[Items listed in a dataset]
....
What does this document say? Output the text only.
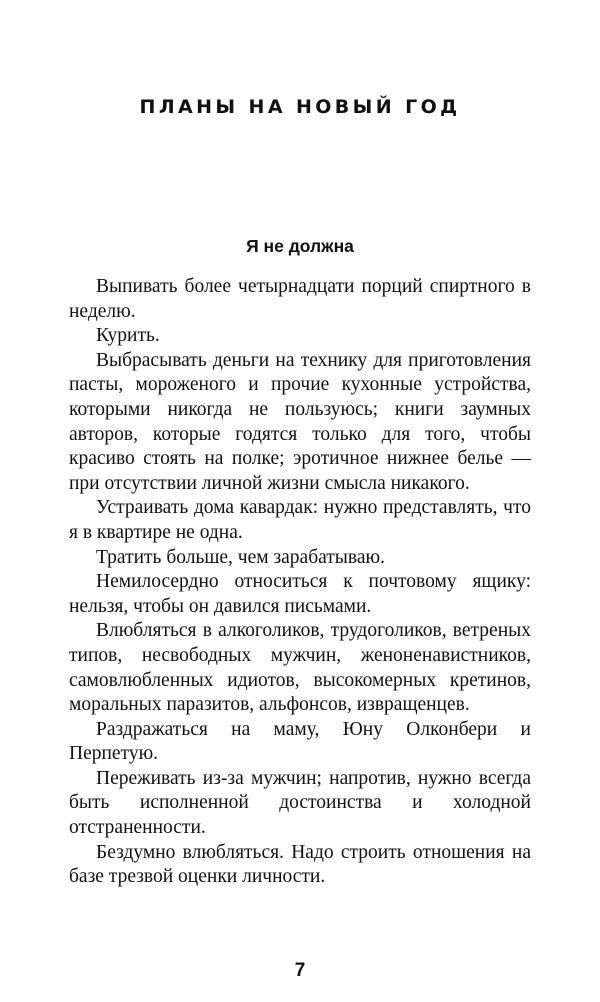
ПЛАНЫ НА НОВЫЙ ГОД
Я не должна

Выпивать более четырнадцати порций спиртного в неделю.

Курить.

Выбрасывать деньги на технику для приготовления пасты, мороженого и прочие кухонные устройства, которыми никогда не пользуюсь; книги заумных авторов, которые годятся только для того, чтобы красиво стоять на полке; эротичное нижнее белье — при отсутствии личной жизни смысла никакого.

Устраивать дома кавардак: нужно представлять, что я в квартире не одна.

Тратить больше, чем зарабатываю.

Немилосердно относиться к почтовому ящику: нельзя, чтобы он давился письмами.

Влюбляться в алкоголиков, трудоголиков, ветреных типов, несвободных мужчин, женоненавистников, самовлюбленных идиотов, высокомерных кретинов, моральных паразитов, альфонсов, извращенцев.

Раздражаться на маму, Юну Олконбери и Перпетую.

Переживать из-за мужчин; напротив, нужно всегда быть исполненной достоинства и холодной отстраненности.

Бездумно влюбляться. Надо строить отношения на базе трезвой оценки личности.

7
....
** WRITTEN TASK **
Every line is to be duplicated exactly, though pictures stay out.

** CORRECT RESPONSE **
What does this document say? Output the text only.
ПЛАНЫ НА НОВЫЙ ГОД
Я не должна

Выпивать более четырнадцати порций спиртного в неделю.

Курить.

Выбрасывать деньги на технику для приготовления пасты, мороженого и прочие кухонные устройства, которыми никогда не пользуюсь; книги заумных авторов, которые годятся только для того, чтобы красиво стоять на полке; эротичное нижнее белье — при отсутствии личной жизни смысла никакого.

Устраивать дома кавардак: нужно представлять, что я в квартире не одна.

Тратить больше, чем зарабатываю.

Немилосердно относиться к почтовому ящику: нельзя, чтобы он давился письмами.

Влюбляться в алкоголиков, трудоголиков, ветреных типов, несвободных мужчин, женоненавистников, самовлюбленных идиотов, высокомерных кретинов, моральных паразитов, альфонсов, извращенцев.

Раздражаться на маму, Юну Олконбери и Перпетую.

Переживать из-за мужчин; напротив, нужно всегда быть исполненной достоинства и холодной отстраненности.

Бездумно влюбляться. Надо строить отношения на базе трезвой оценки личности.

7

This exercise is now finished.